YOUR INSTRUCTIONS - Every entry below should be printed exactly, without its images.

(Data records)
◇ ◇ ◇ ◇ ◇ ◇ ◇

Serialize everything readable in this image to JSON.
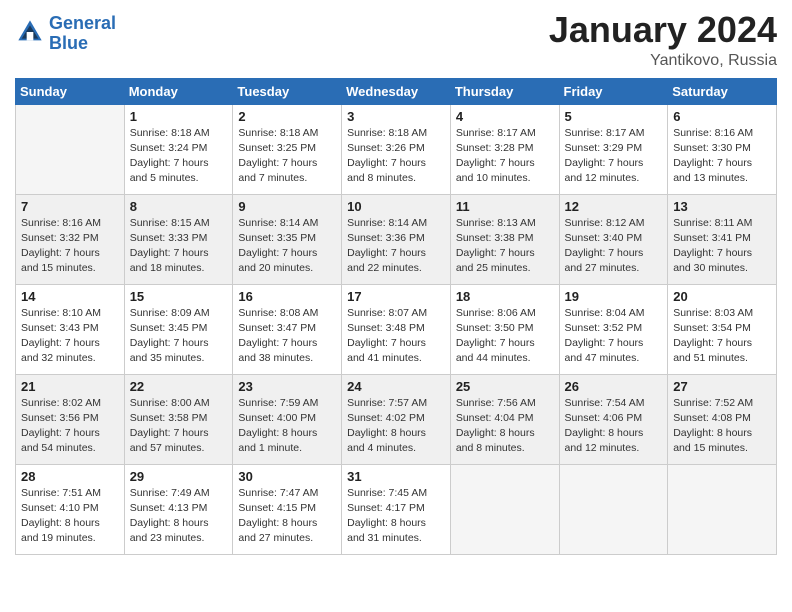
{
  "logo": {
    "line1": "General",
    "line2": "Blue"
  },
  "title": "January 2024",
  "location": "Yantikovo, Russia",
  "days_of_week": [
    "Sunday",
    "Monday",
    "Tuesday",
    "Wednesday",
    "Thursday",
    "Friday",
    "Saturday"
  ],
  "weeks": [
    [
      {
        "day": "",
        "info": ""
      },
      {
        "day": "1",
        "info": "Sunrise: 8:18 AM\nSunset: 3:24 PM\nDaylight: 7 hours\nand 5 minutes."
      },
      {
        "day": "2",
        "info": "Sunrise: 8:18 AM\nSunset: 3:25 PM\nDaylight: 7 hours\nand 7 minutes."
      },
      {
        "day": "3",
        "info": "Sunrise: 8:18 AM\nSunset: 3:26 PM\nDaylight: 7 hours\nand 8 minutes."
      },
      {
        "day": "4",
        "info": "Sunrise: 8:17 AM\nSunset: 3:28 PM\nDaylight: 7 hours\nand 10 minutes."
      },
      {
        "day": "5",
        "info": "Sunrise: 8:17 AM\nSunset: 3:29 PM\nDaylight: 7 hours\nand 12 minutes."
      },
      {
        "day": "6",
        "info": "Sunrise: 8:16 AM\nSunset: 3:30 PM\nDaylight: 7 hours\nand 13 minutes."
      }
    ],
    [
      {
        "day": "7",
        "info": "Sunrise: 8:16 AM\nSunset: 3:32 PM\nDaylight: 7 hours\nand 15 minutes."
      },
      {
        "day": "8",
        "info": "Sunrise: 8:15 AM\nSunset: 3:33 PM\nDaylight: 7 hours\nand 18 minutes."
      },
      {
        "day": "9",
        "info": "Sunrise: 8:14 AM\nSunset: 3:35 PM\nDaylight: 7 hours\nand 20 minutes."
      },
      {
        "day": "10",
        "info": "Sunrise: 8:14 AM\nSunset: 3:36 PM\nDaylight: 7 hours\nand 22 minutes."
      },
      {
        "day": "11",
        "info": "Sunrise: 8:13 AM\nSunset: 3:38 PM\nDaylight: 7 hours\nand 25 minutes."
      },
      {
        "day": "12",
        "info": "Sunrise: 8:12 AM\nSunset: 3:40 PM\nDaylight: 7 hours\nand 27 minutes."
      },
      {
        "day": "13",
        "info": "Sunrise: 8:11 AM\nSunset: 3:41 PM\nDaylight: 7 hours\nand 30 minutes."
      }
    ],
    [
      {
        "day": "14",
        "info": "Sunrise: 8:10 AM\nSunset: 3:43 PM\nDaylight: 7 hours\nand 32 minutes."
      },
      {
        "day": "15",
        "info": "Sunrise: 8:09 AM\nSunset: 3:45 PM\nDaylight: 7 hours\nand 35 minutes."
      },
      {
        "day": "16",
        "info": "Sunrise: 8:08 AM\nSunset: 3:47 PM\nDaylight: 7 hours\nand 38 minutes."
      },
      {
        "day": "17",
        "info": "Sunrise: 8:07 AM\nSunset: 3:48 PM\nDaylight: 7 hours\nand 41 minutes."
      },
      {
        "day": "18",
        "info": "Sunrise: 8:06 AM\nSunset: 3:50 PM\nDaylight: 7 hours\nand 44 minutes."
      },
      {
        "day": "19",
        "info": "Sunrise: 8:04 AM\nSunset: 3:52 PM\nDaylight: 7 hours\nand 47 minutes."
      },
      {
        "day": "20",
        "info": "Sunrise: 8:03 AM\nSunset: 3:54 PM\nDaylight: 7 hours\nand 51 minutes."
      }
    ],
    [
      {
        "day": "21",
        "info": "Sunrise: 8:02 AM\nSunset: 3:56 PM\nDaylight: 7 hours\nand 54 minutes."
      },
      {
        "day": "22",
        "info": "Sunrise: 8:00 AM\nSunset: 3:58 PM\nDaylight: 7 hours\nand 57 minutes."
      },
      {
        "day": "23",
        "info": "Sunrise: 7:59 AM\nSunset: 4:00 PM\nDaylight: 8 hours\nand 1 minute."
      },
      {
        "day": "24",
        "info": "Sunrise: 7:57 AM\nSunset: 4:02 PM\nDaylight: 8 hours\nand 4 minutes."
      },
      {
        "day": "25",
        "info": "Sunrise: 7:56 AM\nSunset: 4:04 PM\nDaylight: 8 hours\nand 8 minutes."
      },
      {
        "day": "26",
        "info": "Sunrise: 7:54 AM\nSunset: 4:06 PM\nDaylight: 8 hours\nand 12 minutes."
      },
      {
        "day": "27",
        "info": "Sunrise: 7:52 AM\nSunset: 4:08 PM\nDaylight: 8 hours\nand 15 minutes."
      }
    ],
    [
      {
        "day": "28",
        "info": "Sunrise: 7:51 AM\nSunset: 4:10 PM\nDaylight: 8 hours\nand 19 minutes."
      },
      {
        "day": "29",
        "info": "Sunrise: 7:49 AM\nSunset: 4:13 PM\nDaylight: 8 hours\nand 23 minutes."
      },
      {
        "day": "30",
        "info": "Sunrise: 7:47 AM\nSunset: 4:15 PM\nDaylight: 8 hours\nand 27 minutes."
      },
      {
        "day": "31",
        "info": "Sunrise: 7:45 AM\nSunset: 4:17 PM\nDaylight: 8 hours\nand 31 minutes."
      },
      {
        "day": "",
        "info": ""
      },
      {
        "day": "",
        "info": ""
      },
      {
        "day": "",
        "info": ""
      }
    ]
  ]
}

◇ ◇ ◇ ◇ ◇ ◇ ◇

RESULT FOR THIS EXERCISE -
Serialize everything readable in this image to JSON.
{
  "logo": {
    "line1": "General",
    "line2": "Blue"
  },
  "title": "January 2024",
  "location": "Yantikovo, Russia",
  "days_of_week": [
    "Sunday",
    "Monday",
    "Tuesday",
    "Wednesday",
    "Thursday",
    "Friday",
    "Saturday"
  ],
  "weeks": [
    [
      {
        "day": "",
        "info": ""
      },
      {
        "day": "1",
        "info": "Sunrise: 8:18 AM\nSunset: 3:24 PM\nDaylight: 7 hours\nand 5 minutes."
      },
      {
        "day": "2",
        "info": "Sunrise: 8:18 AM\nSunset: 3:25 PM\nDaylight: 7 hours\nand 7 minutes."
      },
      {
        "day": "3",
        "info": "Sunrise: 8:18 AM\nSunset: 3:26 PM\nDaylight: 7 hours\nand 8 minutes."
      },
      {
        "day": "4",
        "info": "Sunrise: 8:17 AM\nSunset: 3:28 PM\nDaylight: 7 hours\nand 10 minutes."
      },
      {
        "day": "5",
        "info": "Sunrise: 8:17 AM\nSunset: 3:29 PM\nDaylight: 7 hours\nand 12 minutes."
      },
      {
        "day": "6",
        "info": "Sunrise: 8:16 AM\nSunset: 3:30 PM\nDaylight: 7 hours\nand 13 minutes."
      }
    ],
    [
      {
        "day": "7",
        "info": "Sunrise: 8:16 AM\nSunset: 3:32 PM\nDaylight: 7 hours\nand 15 minutes."
      },
      {
        "day": "8",
        "info": "Sunrise: 8:15 AM\nSunset: 3:33 PM\nDaylight: 7 hours\nand 18 minutes."
      },
      {
        "day": "9",
        "info": "Sunrise: 8:14 AM\nSunset: 3:35 PM\nDaylight: 7 hours\nand 20 minutes."
      },
      {
        "day": "10",
        "info": "Sunrise: 8:14 AM\nSunset: 3:36 PM\nDaylight: 7 hours\nand 22 minutes."
      },
      {
        "day": "11",
        "info": "Sunrise: 8:13 AM\nSunset: 3:38 PM\nDaylight: 7 hours\nand 25 minutes."
      },
      {
        "day": "12",
        "info": "Sunrise: 8:12 AM\nSunset: 3:40 PM\nDaylight: 7 hours\nand 27 minutes."
      },
      {
        "day": "13",
        "info": "Sunrise: 8:11 AM\nSunset: 3:41 PM\nDaylight: 7 hours\nand 30 minutes."
      }
    ],
    [
      {
        "day": "14",
        "info": "Sunrise: 8:10 AM\nSunset: 3:43 PM\nDaylight: 7 hours\nand 32 minutes."
      },
      {
        "day": "15",
        "info": "Sunrise: 8:09 AM\nSunset: 3:45 PM\nDaylight: 7 hours\nand 35 minutes."
      },
      {
        "day": "16",
        "info": "Sunrise: 8:08 AM\nSunset: 3:47 PM\nDaylight: 7 hours\nand 38 minutes."
      },
      {
        "day": "17",
        "info": "Sunrise: 8:07 AM\nSunset: 3:48 PM\nDaylight: 7 hours\nand 41 minutes."
      },
      {
        "day": "18",
        "info": "Sunrise: 8:06 AM\nSunset: 3:50 PM\nDaylight: 7 hours\nand 44 minutes."
      },
      {
        "day": "19",
        "info": "Sunrise: 8:04 AM\nSunset: 3:52 PM\nDaylight: 7 hours\nand 47 minutes."
      },
      {
        "day": "20",
        "info": "Sunrise: 8:03 AM\nSunset: 3:54 PM\nDaylight: 7 hours\nand 51 minutes."
      }
    ],
    [
      {
        "day": "21",
        "info": "Sunrise: 8:02 AM\nSunset: 3:56 PM\nDaylight: 7 hours\nand 54 minutes."
      },
      {
        "day": "22",
        "info": "Sunrise: 8:00 AM\nSunset: 3:58 PM\nDaylight: 7 hours\nand 57 minutes."
      },
      {
        "day": "23",
        "info": "Sunrise: 7:59 AM\nSunset: 4:00 PM\nDaylight: 8 hours\nand 1 minute."
      },
      {
        "day": "24",
        "info": "Sunrise: 7:57 AM\nSunset: 4:02 PM\nDaylight: 8 hours\nand 4 minutes."
      },
      {
        "day": "25",
        "info": "Sunrise: 7:56 AM\nSunset: 4:04 PM\nDaylight: 8 hours\nand 8 minutes."
      },
      {
        "day": "26",
        "info": "Sunrise: 7:54 AM\nSunset: 4:06 PM\nDaylight: 8 hours\nand 12 minutes."
      },
      {
        "day": "27",
        "info": "Sunrise: 7:52 AM\nSunset: 4:08 PM\nDaylight: 8 hours\nand 15 minutes."
      }
    ],
    [
      {
        "day": "28",
        "info": "Sunrise: 7:51 AM\nSunset: 4:10 PM\nDaylight: 8 hours\nand 19 minutes."
      },
      {
        "day": "29",
        "info": "Sunrise: 7:49 AM\nSunset: 4:13 PM\nDaylight: 8 hours\nand 23 minutes."
      },
      {
        "day": "30",
        "info": "Sunrise: 7:47 AM\nSunset: 4:15 PM\nDaylight: 8 hours\nand 27 minutes."
      },
      {
        "day": "31",
        "info": "Sunrise: 7:45 AM\nSunset: 4:17 PM\nDaylight: 8 hours\nand 31 minutes."
      },
      {
        "day": "",
        "info": ""
      },
      {
        "day": "",
        "info": ""
      },
      {
        "day": "",
        "info": ""
      }
    ]
  ]
}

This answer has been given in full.